[Collection entries]

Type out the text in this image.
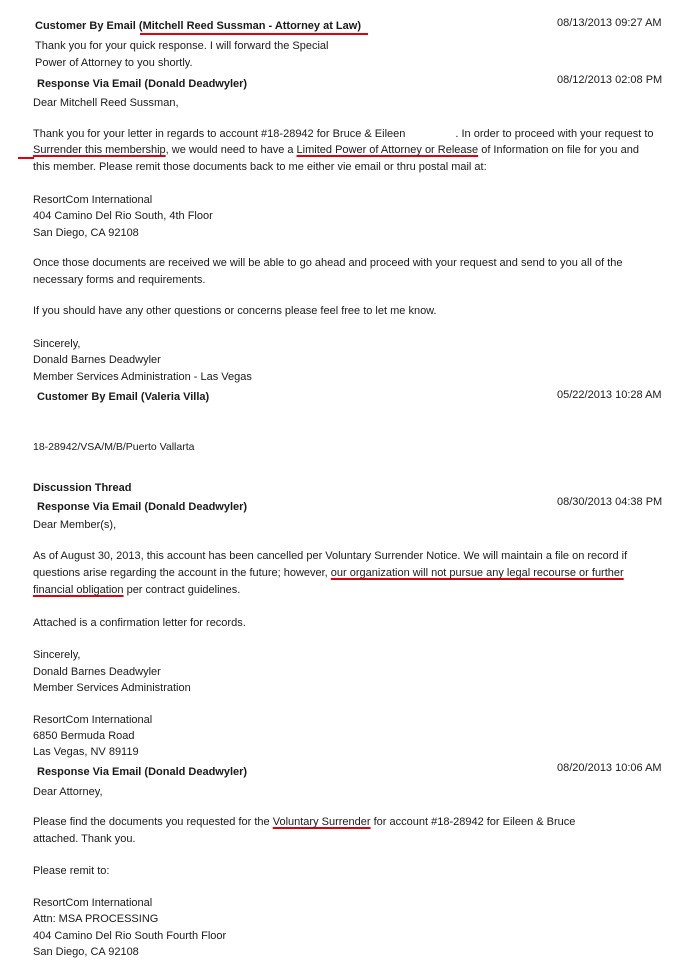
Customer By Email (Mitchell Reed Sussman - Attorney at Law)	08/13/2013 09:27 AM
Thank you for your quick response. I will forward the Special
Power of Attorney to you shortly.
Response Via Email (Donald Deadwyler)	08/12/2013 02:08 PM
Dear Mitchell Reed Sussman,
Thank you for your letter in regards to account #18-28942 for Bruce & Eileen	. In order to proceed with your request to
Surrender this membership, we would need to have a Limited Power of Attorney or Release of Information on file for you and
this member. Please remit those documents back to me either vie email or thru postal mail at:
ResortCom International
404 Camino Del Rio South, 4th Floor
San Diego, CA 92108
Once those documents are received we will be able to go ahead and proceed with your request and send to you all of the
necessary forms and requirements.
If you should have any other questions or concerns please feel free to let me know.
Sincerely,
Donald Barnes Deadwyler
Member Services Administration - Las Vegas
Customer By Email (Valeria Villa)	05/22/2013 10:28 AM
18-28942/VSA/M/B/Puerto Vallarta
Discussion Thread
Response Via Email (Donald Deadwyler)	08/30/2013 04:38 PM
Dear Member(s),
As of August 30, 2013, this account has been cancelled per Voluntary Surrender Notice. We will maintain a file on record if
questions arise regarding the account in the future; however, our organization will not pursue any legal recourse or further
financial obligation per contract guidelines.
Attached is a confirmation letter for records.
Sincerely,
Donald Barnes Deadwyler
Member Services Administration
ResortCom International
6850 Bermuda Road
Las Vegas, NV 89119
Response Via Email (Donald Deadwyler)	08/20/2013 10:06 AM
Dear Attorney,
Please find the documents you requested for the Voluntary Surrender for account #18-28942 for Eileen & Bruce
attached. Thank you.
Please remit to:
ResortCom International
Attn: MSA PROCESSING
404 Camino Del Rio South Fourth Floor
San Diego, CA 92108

---

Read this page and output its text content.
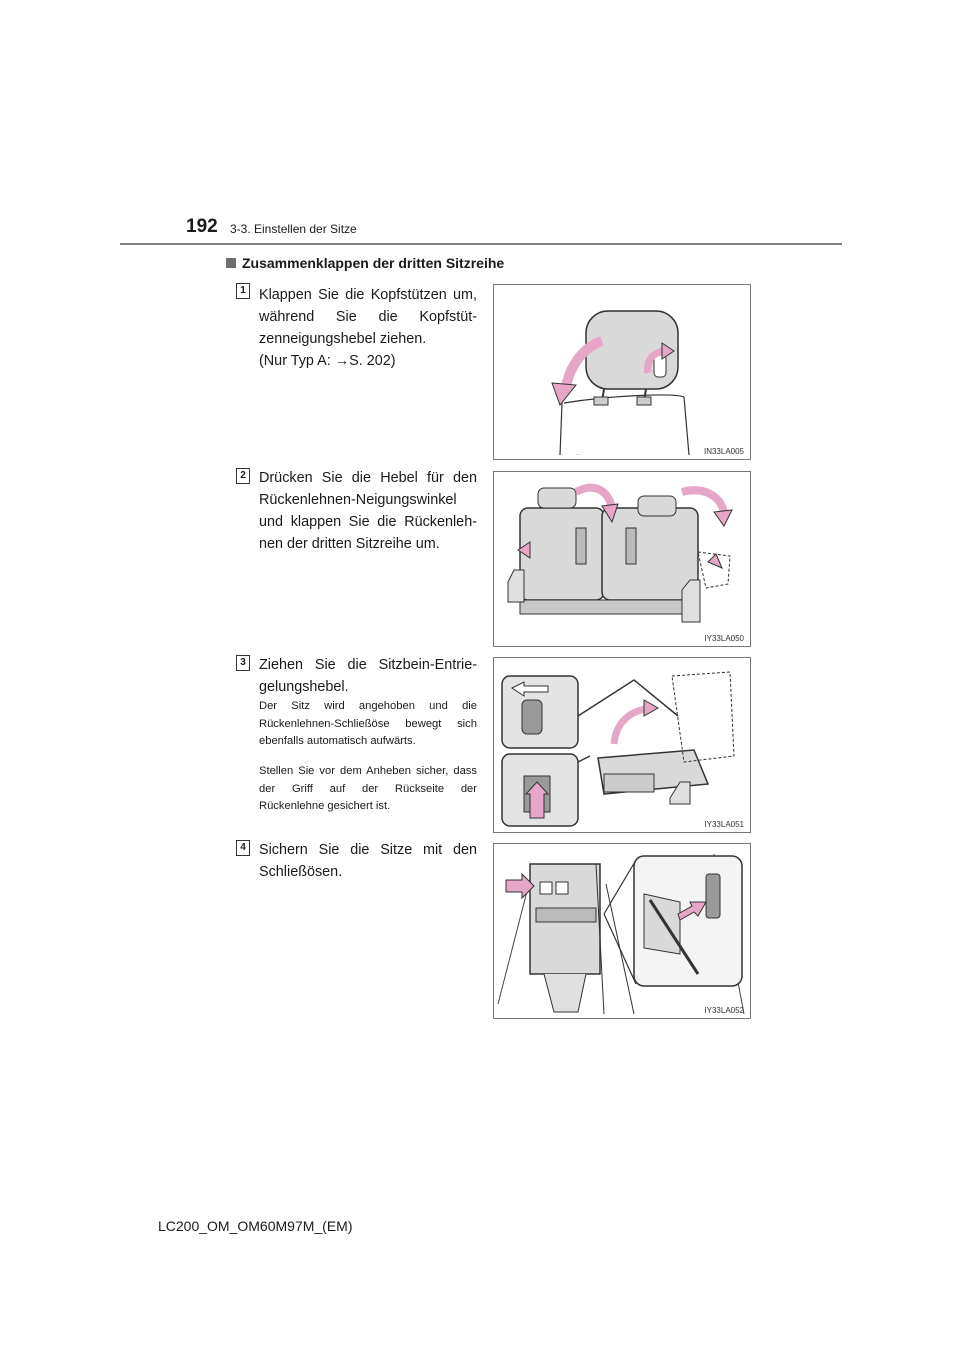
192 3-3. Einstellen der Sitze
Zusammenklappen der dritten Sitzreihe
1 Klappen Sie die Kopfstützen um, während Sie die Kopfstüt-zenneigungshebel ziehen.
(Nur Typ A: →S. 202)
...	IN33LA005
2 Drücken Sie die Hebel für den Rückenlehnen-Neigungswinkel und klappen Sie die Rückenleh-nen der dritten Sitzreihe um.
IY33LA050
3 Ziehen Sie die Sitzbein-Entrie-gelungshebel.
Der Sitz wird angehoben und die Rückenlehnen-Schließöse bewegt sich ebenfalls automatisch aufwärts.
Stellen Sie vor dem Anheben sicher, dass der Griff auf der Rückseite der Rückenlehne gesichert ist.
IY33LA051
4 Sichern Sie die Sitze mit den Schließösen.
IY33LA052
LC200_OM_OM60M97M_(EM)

# What is being asked
Select all lines in the listing that include the word "this".

# Output of the exercise
Type out the text in this image.
Surrender this membership, we would need to have a Limited Power of Attorney or Release of Information on file for you and
this member. Please remit those documents back to me either vie email or thru postal mail at:
As of August 30, 2013, this account has been cancelled per Voluntary Surrender Notice. We will maintain a file on record if
Read this page and output its text content.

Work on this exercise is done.